╭──
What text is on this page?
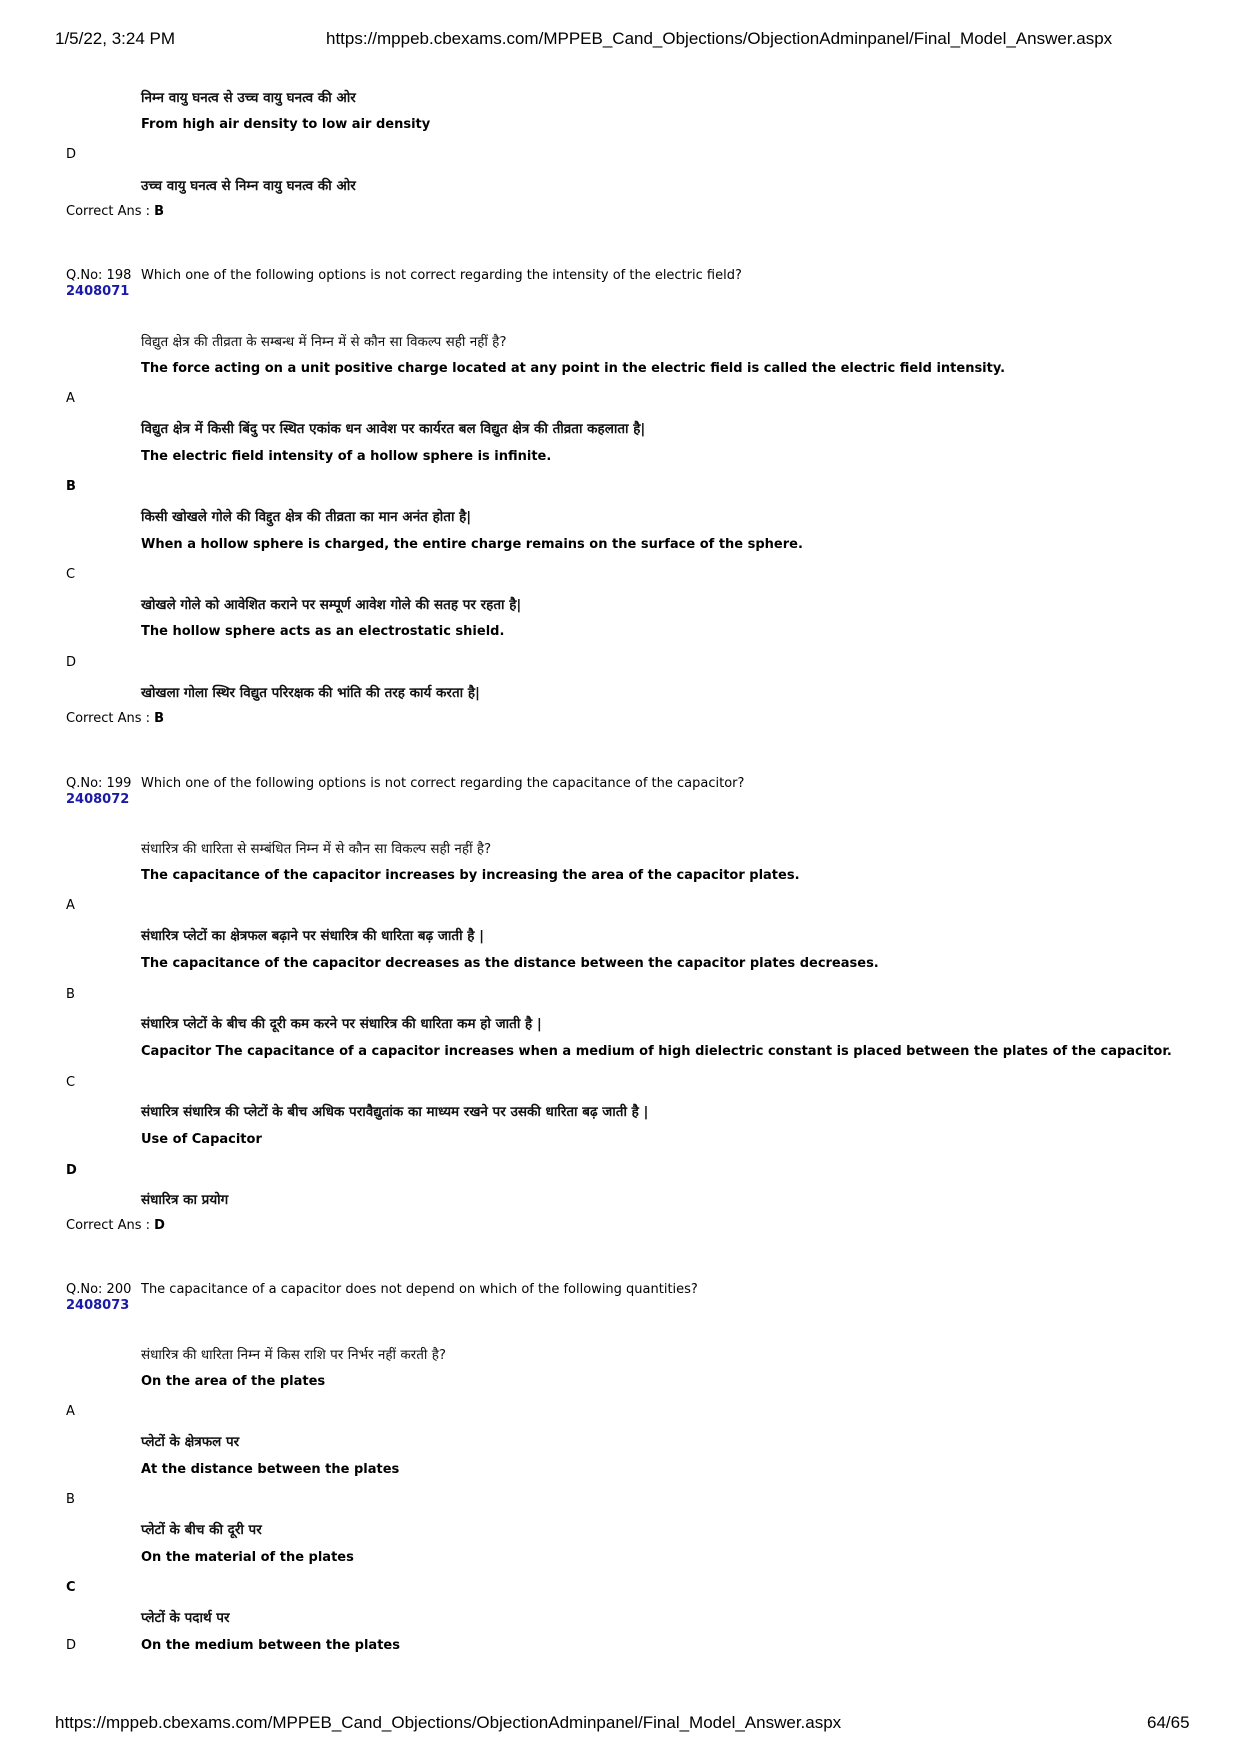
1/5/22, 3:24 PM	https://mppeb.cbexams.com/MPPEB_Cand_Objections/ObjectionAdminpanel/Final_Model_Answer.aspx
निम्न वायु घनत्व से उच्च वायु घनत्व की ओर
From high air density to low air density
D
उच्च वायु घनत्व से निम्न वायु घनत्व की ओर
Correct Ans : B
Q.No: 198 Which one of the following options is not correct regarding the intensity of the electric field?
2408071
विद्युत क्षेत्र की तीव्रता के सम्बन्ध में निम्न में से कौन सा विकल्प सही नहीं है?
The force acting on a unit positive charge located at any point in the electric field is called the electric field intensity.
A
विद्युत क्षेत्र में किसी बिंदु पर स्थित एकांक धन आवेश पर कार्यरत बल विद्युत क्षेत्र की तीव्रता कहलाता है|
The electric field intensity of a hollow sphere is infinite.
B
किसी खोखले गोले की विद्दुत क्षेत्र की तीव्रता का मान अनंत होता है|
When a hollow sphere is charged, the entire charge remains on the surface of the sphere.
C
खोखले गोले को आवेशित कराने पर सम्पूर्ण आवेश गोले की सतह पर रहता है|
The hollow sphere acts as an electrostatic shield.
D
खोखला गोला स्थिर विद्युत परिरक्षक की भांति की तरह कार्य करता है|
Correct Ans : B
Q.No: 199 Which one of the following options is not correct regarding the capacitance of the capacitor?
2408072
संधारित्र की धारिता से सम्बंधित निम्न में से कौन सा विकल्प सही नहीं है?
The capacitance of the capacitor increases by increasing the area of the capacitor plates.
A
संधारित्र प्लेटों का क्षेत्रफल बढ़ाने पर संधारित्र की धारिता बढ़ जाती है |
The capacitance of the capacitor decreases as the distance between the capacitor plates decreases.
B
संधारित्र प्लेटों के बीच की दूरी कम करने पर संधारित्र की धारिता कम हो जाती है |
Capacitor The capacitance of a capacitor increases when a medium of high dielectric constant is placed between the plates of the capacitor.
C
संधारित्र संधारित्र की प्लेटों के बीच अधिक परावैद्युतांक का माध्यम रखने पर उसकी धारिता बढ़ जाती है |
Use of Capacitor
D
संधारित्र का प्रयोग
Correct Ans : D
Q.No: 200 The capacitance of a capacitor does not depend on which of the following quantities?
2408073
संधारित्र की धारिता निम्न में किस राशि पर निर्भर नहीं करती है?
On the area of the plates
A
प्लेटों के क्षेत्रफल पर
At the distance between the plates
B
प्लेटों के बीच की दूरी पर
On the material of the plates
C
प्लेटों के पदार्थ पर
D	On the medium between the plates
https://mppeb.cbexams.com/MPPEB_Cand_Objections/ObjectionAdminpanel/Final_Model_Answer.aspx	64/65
╰──
╭──
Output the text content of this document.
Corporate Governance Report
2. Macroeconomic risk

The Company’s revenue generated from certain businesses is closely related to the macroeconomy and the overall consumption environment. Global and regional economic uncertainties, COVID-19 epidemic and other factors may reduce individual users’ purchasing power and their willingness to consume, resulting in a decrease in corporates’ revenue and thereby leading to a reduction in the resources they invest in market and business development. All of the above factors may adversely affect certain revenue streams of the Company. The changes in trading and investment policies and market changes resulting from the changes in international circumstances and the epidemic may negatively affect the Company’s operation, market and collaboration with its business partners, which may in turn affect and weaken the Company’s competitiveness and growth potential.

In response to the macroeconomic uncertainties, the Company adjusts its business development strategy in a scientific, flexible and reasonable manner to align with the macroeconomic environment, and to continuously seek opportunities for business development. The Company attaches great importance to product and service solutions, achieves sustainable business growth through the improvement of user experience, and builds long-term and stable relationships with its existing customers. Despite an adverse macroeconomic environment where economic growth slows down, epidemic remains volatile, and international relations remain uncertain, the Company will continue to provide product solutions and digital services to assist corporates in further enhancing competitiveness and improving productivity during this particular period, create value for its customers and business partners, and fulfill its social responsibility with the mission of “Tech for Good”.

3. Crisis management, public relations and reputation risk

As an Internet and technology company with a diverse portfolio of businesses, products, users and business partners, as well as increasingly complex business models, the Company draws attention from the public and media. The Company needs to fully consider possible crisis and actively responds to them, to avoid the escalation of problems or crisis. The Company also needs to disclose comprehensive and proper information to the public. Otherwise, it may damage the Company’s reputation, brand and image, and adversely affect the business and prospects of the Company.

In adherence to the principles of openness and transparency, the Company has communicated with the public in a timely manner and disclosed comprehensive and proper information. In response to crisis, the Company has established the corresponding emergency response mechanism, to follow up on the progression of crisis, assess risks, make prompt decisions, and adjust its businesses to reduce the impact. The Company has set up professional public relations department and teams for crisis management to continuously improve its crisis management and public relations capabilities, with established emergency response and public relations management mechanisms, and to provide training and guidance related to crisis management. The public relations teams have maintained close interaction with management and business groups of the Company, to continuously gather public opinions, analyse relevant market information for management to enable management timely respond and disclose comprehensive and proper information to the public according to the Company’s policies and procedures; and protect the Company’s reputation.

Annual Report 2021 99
╰──
→ TASK REQUIREMENTS:
Copy out the lines that hold "hollow".

→ TASK OUTPUT:
The electric field intensity of a hollow sphere is infinite.
When a hollow sphere is charged, the entire charge remains on the surface of the sphere.
The hollow sphere acts as an electrostatic shield.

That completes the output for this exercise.